## TASK DIRECTIONS
Set down, in full, every record in the block.

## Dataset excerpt
════

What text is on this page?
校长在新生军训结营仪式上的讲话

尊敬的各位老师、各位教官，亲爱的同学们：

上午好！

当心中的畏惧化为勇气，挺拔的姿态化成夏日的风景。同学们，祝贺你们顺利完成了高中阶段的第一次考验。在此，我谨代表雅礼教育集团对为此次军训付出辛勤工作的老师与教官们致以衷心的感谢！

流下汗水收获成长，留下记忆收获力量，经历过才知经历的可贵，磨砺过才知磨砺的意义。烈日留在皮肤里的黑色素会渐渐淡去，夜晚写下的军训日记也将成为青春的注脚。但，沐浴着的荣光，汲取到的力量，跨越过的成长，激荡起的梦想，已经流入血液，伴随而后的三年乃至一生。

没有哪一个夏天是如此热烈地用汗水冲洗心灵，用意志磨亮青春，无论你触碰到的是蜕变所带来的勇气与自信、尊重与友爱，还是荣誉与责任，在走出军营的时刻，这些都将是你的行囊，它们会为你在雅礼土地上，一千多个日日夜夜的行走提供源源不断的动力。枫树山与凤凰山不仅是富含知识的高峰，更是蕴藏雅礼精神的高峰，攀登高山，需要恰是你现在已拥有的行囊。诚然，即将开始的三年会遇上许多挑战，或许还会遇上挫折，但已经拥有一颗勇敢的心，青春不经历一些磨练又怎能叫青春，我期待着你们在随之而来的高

════

## TASK OUTPUT
What text is on this page?
校长在新生军训结营仪式上的讲话

尊敬的各位老师、各位教官，亲爱的同学们：

上午好！

当心中的畏惧化为勇气，挺拔的姿态化成夏日的风景。同学们，祝贺你们顺利完成了高中阶段的第一次考验。在此，我谨代表雅礼教育集团对为此次军训付出辛勤工作的老师与教官们致以衷心的感谢！

流下汗水收获成长，留下记忆收获力量，经历过才知经历的可贵，磨砺过才知磨砺的意义。烈日留在皮肤里的黑色素会渐渐淡去，夜晚写下的军训日记也将成为青春的注脚。但，沐浴着的荣光，汲取到的力量，跨越过的成长，激荡起的梦想，已经流入血液，伴随而后的三年乃至一生。

没有哪一个夏天是如此热烈地用汗水冲洗心灵，用意志磨亮青春，无论你触碰到的是蜕变所带来的勇气与自信、尊重与友爱，还是荣誉与责任，在走出军营的时刻，这些都将是你的行囊，它们会为你在雅礼土地上，一千多个日日夜夜的行走提供源源不断的动力。枫树山与凤凰山不仅是富含知识的高峰，更是蕴藏雅礼精神的高峰，攀登高山，需要恰是你现在已拥有的行囊。诚然，即将开始的三年会遇上许多挑战，或许还会遇上挫折，但已经拥有一颗勇敢的心，青春不经历一些磨练又怎能叫青春，我期待着你们在随之而来的高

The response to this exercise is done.